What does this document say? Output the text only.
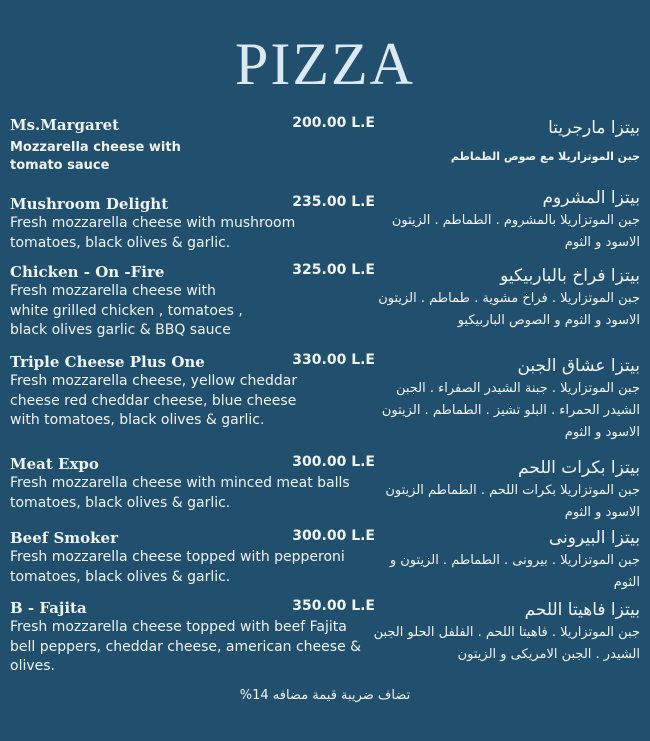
PIZZA
Ms.Margaret	200.00 L.E
Mozzarella cheese with tomato sauce
بيتزا مارجريتا
جبن الموتزاريلا مع صوص الطماطم
Mushroom Delight	235.00 L.E
Fresh mozzarella cheese with mushroom tomatoes, black olives & garlic.
بيتزا المشروم
جبن الموتزاريلا بالمشروم . الطماطم . الزيتون الاسود و الثوم
Chicken - On -Fire	325.00 L.E
Fresh mozzarella cheese with white grilled chicken , tomatoes , black olives garlic & BBQ sauce
بيتزا فراخ بالباربيكيو
جبن الموتزاريلا . فراخ مشوية . طماطم . الزيتون الاسود و الثوم و الصوص الباربيكيو
Triple Cheese Plus One	330.00 L.E
Fresh mozzarella cheese, yellow cheddar cheese red cheddar cheese, blue cheese with tomatoes, black olives & garlic.
بيتزا عشاق الجبن
جبن الموتزاريلا . جبنة الشيدر الصفراء . الجبن الشيدر الحمراء . البلو تشيز . الطماطم . الزيتون الاسود و الثوم
Meat Expo	300.00 L.E
Fresh mozzarella cheese with minced meat balls tomatoes, black olives & garlic.
بيتزا بكرات اللحم
جبن الموتزاريلا بكرات اللحم . الطماطم الزيتون الاسود و الثوم
Beef Smoker	300.00 L.E
Fresh mozzarella cheese topped with pepperoni tomatoes, black olives & garlic.
بيتزا البيرونى
جبن الموتزاريلا . بيرونى . الطماطم . الزيتون و الثوم
B - Fajita	350.00 L.E
Fresh mozzarella cheese topped with beef Fajita bell peppers, cheddar cheese, american cheese & olives.
بيتزا فاهيتا اللحم
جبن الموتزاريلا . فاهيتا اللحم . الفلفل الحلو الجبن الشيدر . الجبن الامريكى و الزيتون
تضاف ضريبة قيمة مضافه 14%
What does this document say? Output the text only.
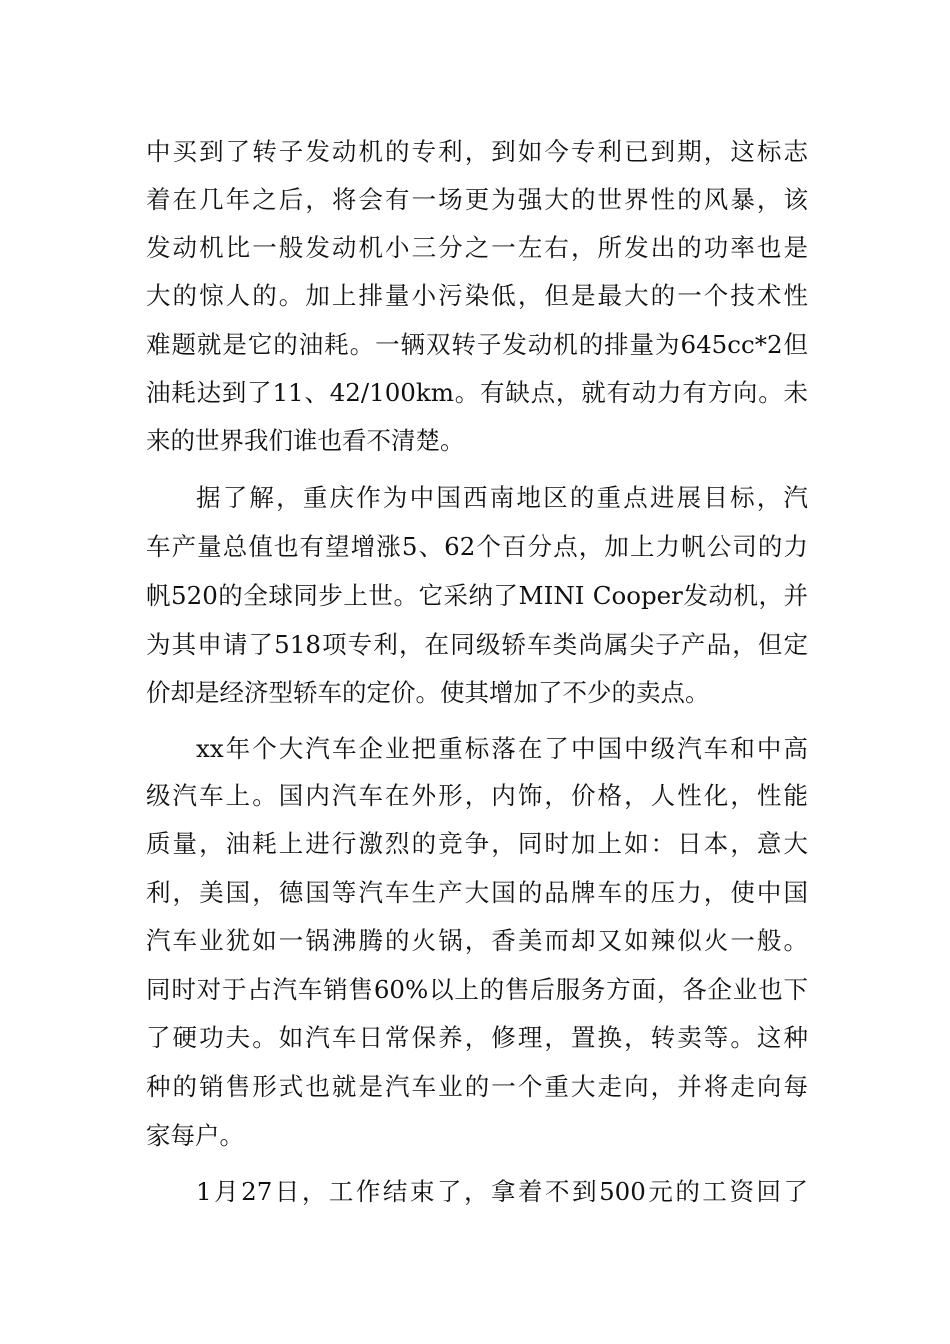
中买到了转子发动机的专利，到如今专利已到期，这标志
着在几年之后，将会有一场更为强大的世界性的风暴，该
发动机比一般发动机小三分之一左右，所发出的功率也是
大的惊人的。加上排量小污染低，但是最大的一个技术性
难题就是它的油耗。一辆双转子发动机的排量为645cc*2但
油耗达到了11、42/100km。有缺点，就有动力有方向。未
来的世界我们谁也看不清楚。
据了解，重庆作为中国西南地区的重点进展目标，汽
车产量总值也有望增涨5、62个百分点，加上力帆公司的力
帆520的全球同步上世。它采纳了MINI Cooper发动机，并
为其申请了518项专利，在同级轿车类尚属尖子产品，但定
价却是经济型轿车的定价。使其增加了不少的卖点。
xx年个大汽车企业把重标落在了中国中级汽车和中高
级汽车上。国内汽车在外形，内饰，价格，人性化，性能
质量，油耗上进行激烈的竞争，同时加上如：日本，意大
利，美国，德国等汽车生产大国的品牌车的压力，使中国
汽车业犹如一锅沸腾的火锅，香美而却又如辣似火一般。
同时对于占汽车销售60%以上的售后服务方面，各企业也下
了硬功夫。如汽车日常保养，修理，置换，转卖等。这种
种的销售形式也就是汽车业的一个重大走向，并将走向每
家每户。
1月27日，工作结束了，拿着不到500元的工资回了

_Written problem_
From the material above, reproduce everything verbatim except the pictures.

_The response_
What does this document say? Output the text only.
PIZZA
Ms.Margaret	200.00 L.E
Mozzarella cheese with tomato sauce
بيتزا مارجريتا
جبن الموتزاريلا مع صوص الطماطم
Mushroom Delight	235.00 L.E
Fresh mozzarella cheese with mushroom tomatoes, black olives & garlic.
بيتزا المشروم
جبن الموتزاريلا بالمشروم . الطماطم . الزيتون الاسود و الثوم
Chicken - On -Fire	325.00 L.E
Fresh mozzarella cheese with white grilled chicken , tomatoes , black olives garlic & BBQ sauce
بيتزا فراخ بالباربيكيو
جبن الموتزاريلا . فراخ مشوية . طماطم . الزيتون الاسود و الثوم و الصوص الباربيكيو
Triple Cheese Plus One	330.00 L.E
Fresh mozzarella cheese, yellow cheddar cheese red cheddar cheese, blue cheese with tomatoes, black olives & garlic.
بيتزا عشاق الجبن
جبن الموتزاريلا . جبنة الشيدر الصفراء . الجبن الشيدر الحمراء . البلو تشيز . الطماطم . الزيتون الاسود و الثوم
Meat Expo	300.00 L.E
Fresh mozzarella cheese with minced meat balls tomatoes, black olives & garlic.
بيتزا بكرات اللحم
جبن الموتزاريلا بكرات اللحم . الطماطم الزيتون الاسود و الثوم
Beef Smoker	300.00 L.E
Fresh mozzarella cheese topped with pepperoni tomatoes, black olives & garlic.
بيتزا البيرونى
جبن الموتزاريلا . بيرونى . الطماطم . الزيتون و الثوم
B - Fajita	350.00 L.E
Fresh mozzarella cheese topped with beef Fajita bell peppers, cheddar cheese, american cheese & olives.
بيتزا فاهيتا اللحم
جبن الموتزاريلا . فاهيتا اللحم . الفلفل الحلو الجبن الشيدر . الجبن الامريكى و الزيتون
تضاف ضريبة قيمة مضافه 14%
What does this document say? Output the text only.
中买到了转子发动机的专利，到如今专利已到期，这标志
着在几年之后，将会有一场更为强大的世界性的风暴，该
发动机比一般发动机小三分之一左右，所发出的功率也是
大的惊人的。加上排量小污染低，但是最大的一个技术性
难题就是它的油耗。一辆双转子发动机的排量为645cc*2但
油耗达到了11、42/100km。有缺点，就有动力有方向。未
来的世界我们谁也看不清楚。
据了解，重庆作为中国西南地区的重点进展目标，汽
车产量总值也有望增涨5、62个百分点，加上力帆公司的力
帆520的全球同步上世。它采纳了MINI Cooper发动机，并
为其申请了518项专利，在同级轿车类尚属尖子产品，但定
价却是经济型轿车的定价。使其增加了不少的卖点。
xx年个大汽车企业把重标落在了中国中级汽车和中高
级汽车上。国内汽车在外形，内饰，价格，人性化，性能
质量，油耗上进行激烈的竞争，同时加上如：日本，意大
利，美国，德国等汽车生产大国的品牌车的压力，使中国
汽车业犹如一锅沸腾的火锅，香美而却又如辣似火一般。
同时对于占汽车销售60%以上的售后服务方面，各企业也下
了硬功夫。如汽车日常保养，修理，置换，转卖等。这种
种的销售形式也就是汽车业的一个重大走向，并将走向每
家每户。
1月27日，工作结束了，拿着不到500元的工资回了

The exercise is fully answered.